• _WRITTEN EXERCISE_
Retype the whole listing, please, keeping every line exact and dropping the pictures.

>> begin EXERCISE INPUT

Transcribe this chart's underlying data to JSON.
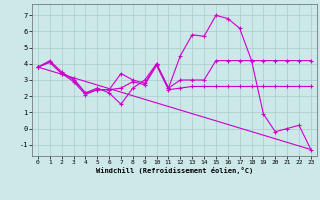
{
  "xlabel": "Windchill (Refroidissement éolien,°C)",
  "bg_color": "#cce8e8",
  "grid_color": "#aacccc",
  "line_color": "#cc00cc",
  "xlim": [
    -0.5,
    23.5
  ],
  "ylim": [
    -1.7,
    7.7
  ],
  "xticks": [
    0,
    1,
    2,
    3,
    4,
    5,
    6,
    7,
    8,
    9,
    10,
    11,
    12,
    13,
    14,
    15,
    16,
    17,
    18,
    19,
    20,
    21,
    22,
    23
  ],
  "yticks": [
    -1,
    0,
    1,
    2,
    3,
    4,
    5,
    6,
    7
  ],
  "line1_x": [
    0,
    1,
    2,
    3,
    4,
    5,
    6,
    7,
    8,
    9,
    10,
    11,
    12,
    13,
    14,
    15,
    16,
    17,
    18,
    19,
    20,
    21,
    22,
    23
  ],
  "line1_y": [
    3.8,
    4.2,
    3.5,
    3.0,
    2.2,
    2.5,
    2.2,
    1.5,
    2.5,
    3.0,
    4.0,
    2.5,
    4.5,
    5.8,
    5.7,
    7.0,
    6.8,
    6.2,
    4.2,
    0.9,
    -0.2,
    0.0,
    0.2,
    -1.3
  ],
  "line2_x": [
    0,
    1,
    2,
    3,
    4,
    5,
    6,
    7,
    8,
    9,
    10,
    11,
    12,
    13,
    14,
    15,
    16,
    17,
    18,
    19,
    20,
    21,
    22,
    23
  ],
  "line2_y": [
    3.8,
    4.1,
    3.4,
    2.9,
    2.1,
    2.4,
    2.4,
    2.5,
    2.9,
    2.7,
    3.9,
    2.4,
    2.5,
    2.6,
    2.6,
    2.6,
    2.6,
    2.6,
    2.6,
    2.6,
    2.6,
    2.6,
    2.6,
    2.6
  ],
  "line3_x": [
    0,
    23
  ],
  "line3_y": [
    3.8,
    -1.3
  ],
  "line4_x": [
    0,
    1,
    2,
    3,
    4,
    5,
    6,
    7,
    8,
    9,
    10,
    11,
    12,
    13,
    14,
    15,
    16,
    17,
    18,
    19,
    20,
    21,
    22,
    23
  ],
  "line4_y": [
    3.8,
    4.1,
    3.4,
    3.1,
    2.2,
    2.4,
    2.4,
    3.4,
    3.0,
    2.8,
    4.0,
    2.5,
    3.0,
    3.0,
    3.0,
    4.2,
    4.2,
    4.2,
    4.2,
    4.2,
    4.2,
    4.2,
    4.2,
    4.2
  ]
}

>> end EXERCISE INPUT

• _ANSWER TO THIS PROBLEM_
Transcribe this chart's underlying data to JSON.
{
  "xlabel": "Windchill (Refroidissement éolien,°C)",
  "bg_color": "#cce8e8",
  "grid_color": "#aacccc",
  "line_color": "#cc00cc",
  "xlim": [
    -0.5,
    23.5
  ],
  "ylim": [
    -1.7,
    7.7
  ],
  "xticks": [
    0,
    1,
    2,
    3,
    4,
    5,
    6,
    7,
    8,
    9,
    10,
    11,
    12,
    13,
    14,
    15,
    16,
    17,
    18,
    19,
    20,
    21,
    22,
    23
  ],
  "yticks": [
    -1,
    0,
    1,
    2,
    3,
    4,
    5,
    6,
    7
  ],
  "line1_x": [
    0,
    1,
    2,
    3,
    4,
    5,
    6,
    7,
    8,
    9,
    10,
    11,
    12,
    13,
    14,
    15,
    16,
    17,
    18,
    19,
    20,
    21,
    22,
    23
  ],
  "line1_y": [
    3.8,
    4.2,
    3.5,
    3.0,
    2.2,
    2.5,
    2.2,
    1.5,
    2.5,
    3.0,
    4.0,
    2.5,
    4.5,
    5.8,
    5.7,
    7.0,
    6.8,
    6.2,
    4.2,
    0.9,
    -0.2,
    0.0,
    0.2,
    -1.3
  ],
  "line2_x": [
    0,
    1,
    2,
    3,
    4,
    5,
    6,
    7,
    8,
    9,
    10,
    11,
    12,
    13,
    14,
    15,
    16,
    17,
    18,
    19,
    20,
    21,
    22,
    23
  ],
  "line2_y": [
    3.8,
    4.1,
    3.4,
    2.9,
    2.1,
    2.4,
    2.4,
    2.5,
    2.9,
    2.7,
    3.9,
    2.4,
    2.5,
    2.6,
    2.6,
    2.6,
    2.6,
    2.6,
    2.6,
    2.6,
    2.6,
    2.6,
    2.6,
    2.6
  ],
  "line3_x": [
    0,
    23
  ],
  "line3_y": [
    3.8,
    -1.3
  ],
  "line4_x": [
    0,
    1,
    2,
    3,
    4,
    5,
    6,
    7,
    8,
    9,
    10,
    11,
    12,
    13,
    14,
    15,
    16,
    17,
    18,
    19,
    20,
    21,
    22,
    23
  ],
  "line4_y": [
    3.8,
    4.1,
    3.4,
    3.1,
    2.2,
    2.4,
    2.4,
    3.4,
    3.0,
    2.8,
    4.0,
    2.5,
    3.0,
    3.0,
    3.0,
    4.2,
    4.2,
    4.2,
    4.2,
    4.2,
    4.2,
    4.2,
    4.2,
    4.2
  ]
}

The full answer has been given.